§ **INSTRUCTIONS TO FOLLOW**
In the copy, include every entry exactly but none of the images.

§ **DATA**
>>>>>
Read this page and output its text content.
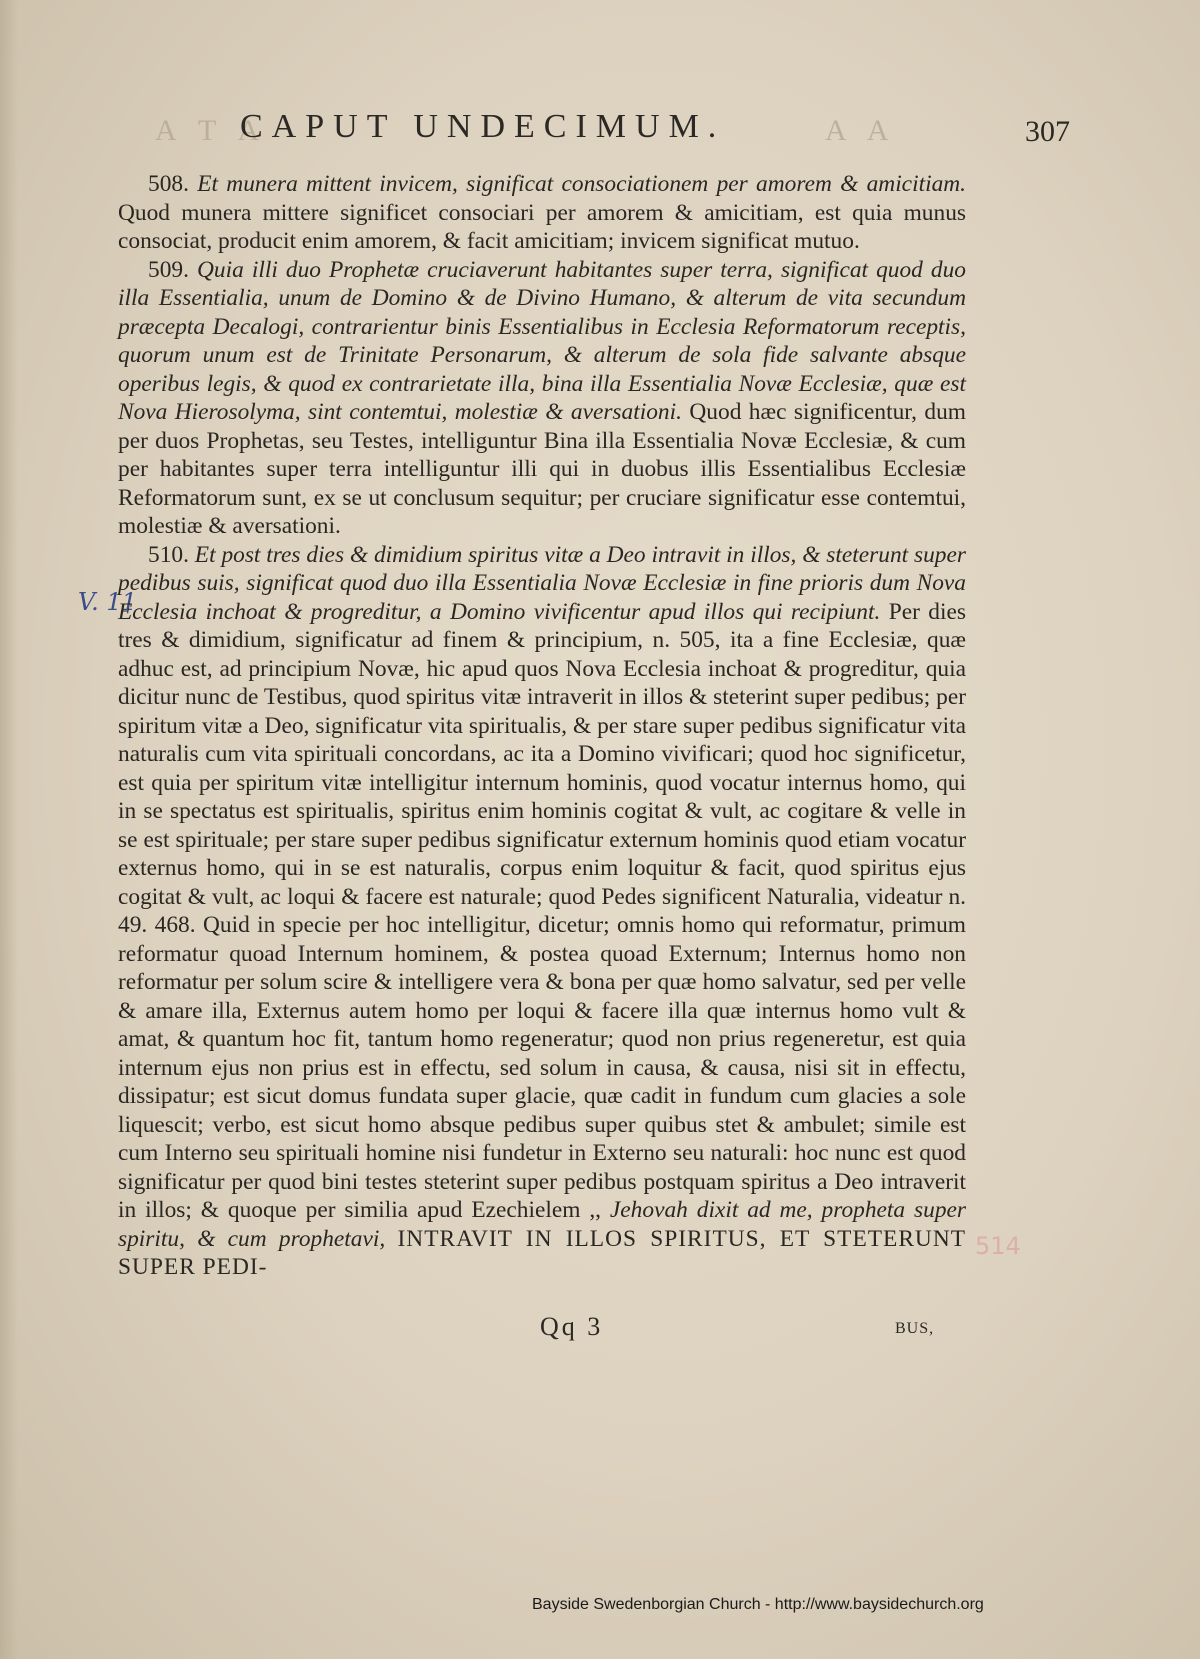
A T A
CAPUT UNDECIMUM.	A A	307
V. 11
514

508. Et munera mittent invicem, significat consociationem per amorem & amicitiam. Quod munera mittere significet consociari per amorem & amicitiam, est quia munus consociat, producit enim amorem, & facit amicitiam; invicem significat mutuo.

509. Quia illi duo Prophetæ cruciaverunt habitantes super terra, significat quod duo illa Essentialia, unum de Domino & de Divino Humano, & alterum de vita secundum præcepta Decalogi, contrarientur binis Essentialibus in Ecclesia Reformatorum receptis, quorum unum est de Trinitate Personarum, & alterum de sola fide salvante absque operibus legis, & quod ex contrarietate illa, bina illa Essentialia Novæ Ecclesiæ, quæ est Nova Hierosolyma, sint contemtui, molestiæ & aversationi. Quod hæc significentur, dum per duos Prophetas, seu Testes, intelliguntur Bina illa Essentialia Novæ Ecclesiæ, & cum per habitantes super terra intelliguntur illi qui in duobus illis Essentialibus Ecclesiæ Reformatorum sunt, ex se ut conclusum sequitur; per cruciare significatur esse contemtui, molestiæ & aversationi.

510. Et post tres dies & dimidium spiritus vitæ a Deo intravit in illos, & steterunt super pedibus suis, significat quod duo illa Essentialia Novæ Ecclesiæ in fine prioris dum Nova Ecclesia inchoat & progreditur, a Domino vivificentur apud illos qui recipiunt. Per dies tres & dimidium, significatur ad finem & principium, n. 505, ita a fine Ecclesiæ, quæ adhuc est, ad principium Novæ, hic apud quos Nova Ecclesia inchoat & progreditur, quia dicitur nunc de Testibus, quod spiritus vitæ intraverit in illos & steterint super pedibus; per spiritum vitæ a Deo, significatur vita spiritualis, & per stare super pedibus significatur vita naturalis cum vita spirituali concordans, ac ita a Domino vivificari; quod hoc significetur, est quia per spiritum vitæ intelligitur internum hominis, quod vocatur internus homo, qui in se spectatus est spiritualis, spiritus enim hominis cogitat & vult, ac cogitare & velle in se est spirituale; per stare super pedibus significatur externum hominis quod etiam vocatur externus homo, qui in se est naturalis, corpus enim loquitur & facit, quod spiritus ejus cogitat & vult, ac loqui & facere est naturale; quod Pedes significent Naturalia, videatur n. 49. 468. Quid in specie per hoc intelligitur, dicetur; omnis homo qui reformatur, primum reformatur quoad Internum hominem, & postea quoad Externum; Internus homo non reformatur per solum scire & intelligere vera & bona per quæ homo salvatur, sed per velle & amare illa, Externus autem homo per loqui & facere illa quæ internus homo vult & amat, & quantum hoc fit, tantum homo regeneratur; quod non prius regeneretur, est quia internum ejus non prius est in effectu, sed solum in causa, & causa, nisi sit in effectu, dissipatur; est sicut domus fundata super glacie, quæ cadit in fundum cum glacies a sole liquescit; verbo, est sicut homo absque pedibus super quibus stet & ambulet; simile est cum Interno seu spirituali homine nisi fundetur in Externo seu naturali: hoc nunc est quod significatur per quod bini testes steterint super pedibus postquam spiritus a Deo intraverit in illos; & quoque per similia apud Ezechielem ,, Jehovah dixit ad me, propheta super spiritu, & cum prophetavi, INTRAVIT IN ILLOS SPIRITUS, ET STETERUNT SUPER PEDI-

Qq 3	BUS,
Bayside Swedenborgian Church - http://www.baysidechurch.org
<<<<<
§ **WRITTEN ANSWER**
Read this page and output its text content.
A T A
CAPUT UNDECIMUM.	A A	307
V. 11
514

508. Et munera mittent invicem, significat consociationem per amorem & amicitiam. Quod munera mittere significet consociari per amorem & amicitiam, est quia munus consociat, producit enim amorem, & facit amicitiam; invicem significat mutuo.

509. Quia illi duo Prophetæ cruciaverunt habitantes super terra, significat quod duo illa Essentialia, unum de Domino & de Divino Humano, & alterum de vita secundum præcepta Decalogi, contrarientur binis Essentialibus in Ecclesia Reformatorum receptis, quorum unum est de Trinitate Personarum, & alterum de sola fide salvante absque operibus legis, & quod ex contrarietate illa, bina illa Essentialia Novæ Ecclesiæ, quæ est Nova Hierosolyma, sint contemtui, molestiæ & aversationi. Quod hæc significentur, dum per duos Prophetas, seu Testes, intelliguntur Bina illa Essentialia Novæ Ecclesiæ, & cum per habitantes super terra intelliguntur illi qui in duobus illis Essentialibus Ecclesiæ Reformatorum sunt, ex se ut conclusum sequitur; per cruciare significatur esse contemtui, molestiæ & aversationi.

510. Et post tres dies & dimidium spiritus vitæ a Deo intravit in illos, & steterunt super pedibus suis, significat quod duo illa Essentialia Novæ Ecclesiæ in fine prioris dum Nova Ecclesia inchoat & progreditur, a Domino vivificentur apud illos qui recipiunt. Per dies tres & dimidium, significatur ad finem & principium, n. 505, ita a fine Ecclesiæ, quæ adhuc est, ad principium Novæ, hic apud quos Nova Ecclesia inchoat & progreditur, quia dicitur nunc de Testibus, quod spiritus vitæ intraverit in illos & steterint super pedibus; per spiritum vitæ a Deo, significatur vita spiritualis, & per stare super pedibus significatur vita naturalis cum vita spirituali concordans, ac ita a Domino vivificari; quod hoc significetur, est quia per spiritum vitæ intelligitur internum hominis, quod vocatur internus homo, qui in se spectatus est spiritualis, spiritus enim hominis cogitat & vult, ac cogitare & velle in se est spirituale; per stare super pedibus significatur externum hominis quod etiam vocatur externus homo, qui in se est naturalis, corpus enim loquitur & facit, quod spiritus ejus cogitat & vult, ac loqui & facere est naturale; quod Pedes significent Naturalia, videatur n. 49. 468. Quid in specie per hoc intelligitur, dicetur; omnis homo qui reformatur, primum reformatur quoad Internum hominem, & postea quoad Externum; Internus homo non reformatur per solum scire & intelligere vera & bona per quæ homo salvatur, sed per velle & amare illa, Externus autem homo per loqui & facere illa quæ internus homo vult & amat, & quantum hoc fit, tantum homo regeneratur; quod non prius regeneretur, est quia internum ejus non prius est in effectu, sed solum in causa, & causa, nisi sit in effectu, dissipatur; est sicut domus fundata super glacie, quæ cadit in fundum cum glacies a sole liquescit; verbo, est sicut homo absque pedibus super quibus stet & ambulet; simile est cum Interno seu spirituali homine nisi fundetur in Externo seu naturali: hoc nunc est quod significatur per quod bini testes steterint super pedibus postquam spiritus a Deo intraverit in illos; & quoque per similia apud Ezechielem ,, Jehovah dixit ad me, propheta super spiritu, & cum prophetavi, INTRAVIT IN ILLOS SPIRITUS, ET STETERUNT SUPER PEDI-

Qq 3	BUS,
Bayside Swedenborgian Church - http://www.baysidechurch.org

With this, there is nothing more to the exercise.